• **To do**
Read through the data and count the lines that contain the string "JSON"; give only the result.

• **Data supplied**
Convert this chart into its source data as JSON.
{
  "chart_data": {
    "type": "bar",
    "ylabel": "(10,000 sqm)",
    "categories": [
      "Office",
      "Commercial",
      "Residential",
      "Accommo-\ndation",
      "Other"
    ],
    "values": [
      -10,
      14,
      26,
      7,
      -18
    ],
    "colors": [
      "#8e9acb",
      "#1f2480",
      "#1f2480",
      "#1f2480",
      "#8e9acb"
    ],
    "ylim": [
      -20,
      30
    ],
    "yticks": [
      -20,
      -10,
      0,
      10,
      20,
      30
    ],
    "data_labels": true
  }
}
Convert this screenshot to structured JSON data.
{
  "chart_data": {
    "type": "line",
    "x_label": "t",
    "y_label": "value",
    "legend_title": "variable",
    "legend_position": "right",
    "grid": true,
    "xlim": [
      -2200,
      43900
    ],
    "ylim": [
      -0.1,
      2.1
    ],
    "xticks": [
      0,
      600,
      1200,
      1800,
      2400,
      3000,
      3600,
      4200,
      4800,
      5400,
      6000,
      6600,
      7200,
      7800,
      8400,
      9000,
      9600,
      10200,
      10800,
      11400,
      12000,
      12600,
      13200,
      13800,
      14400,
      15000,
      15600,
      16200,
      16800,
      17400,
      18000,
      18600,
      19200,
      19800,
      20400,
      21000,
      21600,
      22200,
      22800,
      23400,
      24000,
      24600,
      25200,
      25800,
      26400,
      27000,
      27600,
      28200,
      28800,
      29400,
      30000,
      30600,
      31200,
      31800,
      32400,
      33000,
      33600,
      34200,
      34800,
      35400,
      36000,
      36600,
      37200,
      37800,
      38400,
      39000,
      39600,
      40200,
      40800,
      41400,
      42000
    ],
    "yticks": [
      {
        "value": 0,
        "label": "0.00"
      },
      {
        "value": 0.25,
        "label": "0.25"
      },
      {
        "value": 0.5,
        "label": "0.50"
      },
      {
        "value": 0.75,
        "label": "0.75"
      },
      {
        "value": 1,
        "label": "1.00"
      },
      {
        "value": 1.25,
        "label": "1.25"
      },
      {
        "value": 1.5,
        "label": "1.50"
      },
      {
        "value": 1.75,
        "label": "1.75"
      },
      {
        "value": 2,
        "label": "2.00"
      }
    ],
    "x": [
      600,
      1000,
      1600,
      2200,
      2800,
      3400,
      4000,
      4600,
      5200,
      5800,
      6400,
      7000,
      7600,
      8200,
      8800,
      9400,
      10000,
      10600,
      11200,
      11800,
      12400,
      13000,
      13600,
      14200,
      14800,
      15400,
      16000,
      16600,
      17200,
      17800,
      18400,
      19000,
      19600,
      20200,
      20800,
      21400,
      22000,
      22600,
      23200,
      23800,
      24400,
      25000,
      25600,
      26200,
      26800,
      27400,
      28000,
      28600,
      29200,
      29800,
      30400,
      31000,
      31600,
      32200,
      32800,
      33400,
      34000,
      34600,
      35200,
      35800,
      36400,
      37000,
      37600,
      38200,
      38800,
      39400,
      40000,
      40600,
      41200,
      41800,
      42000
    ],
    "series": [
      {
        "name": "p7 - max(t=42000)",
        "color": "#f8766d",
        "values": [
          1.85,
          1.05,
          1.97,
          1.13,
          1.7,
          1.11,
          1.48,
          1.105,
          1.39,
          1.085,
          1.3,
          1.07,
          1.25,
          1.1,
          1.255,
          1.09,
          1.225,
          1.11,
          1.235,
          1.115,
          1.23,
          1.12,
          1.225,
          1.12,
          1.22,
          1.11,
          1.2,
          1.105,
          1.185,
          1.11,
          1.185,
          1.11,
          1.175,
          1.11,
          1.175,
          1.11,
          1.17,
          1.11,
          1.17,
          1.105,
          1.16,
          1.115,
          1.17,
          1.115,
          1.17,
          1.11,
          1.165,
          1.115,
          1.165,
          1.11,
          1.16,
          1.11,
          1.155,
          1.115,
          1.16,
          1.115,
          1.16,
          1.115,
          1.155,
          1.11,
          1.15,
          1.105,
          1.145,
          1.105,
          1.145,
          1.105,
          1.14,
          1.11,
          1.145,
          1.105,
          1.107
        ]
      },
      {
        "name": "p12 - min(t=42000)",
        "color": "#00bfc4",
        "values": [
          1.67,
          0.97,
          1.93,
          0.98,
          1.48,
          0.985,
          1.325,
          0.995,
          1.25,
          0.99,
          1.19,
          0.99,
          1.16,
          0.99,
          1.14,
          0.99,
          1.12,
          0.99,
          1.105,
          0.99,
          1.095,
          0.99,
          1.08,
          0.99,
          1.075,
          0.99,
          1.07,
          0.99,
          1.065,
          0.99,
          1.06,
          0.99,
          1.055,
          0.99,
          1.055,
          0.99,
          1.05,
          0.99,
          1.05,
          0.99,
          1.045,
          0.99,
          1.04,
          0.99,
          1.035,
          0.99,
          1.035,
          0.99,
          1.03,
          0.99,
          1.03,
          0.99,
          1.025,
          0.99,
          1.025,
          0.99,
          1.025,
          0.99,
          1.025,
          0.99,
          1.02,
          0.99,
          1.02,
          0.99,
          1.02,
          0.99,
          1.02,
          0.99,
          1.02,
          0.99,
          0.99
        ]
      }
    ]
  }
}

• **Solution for this task**
2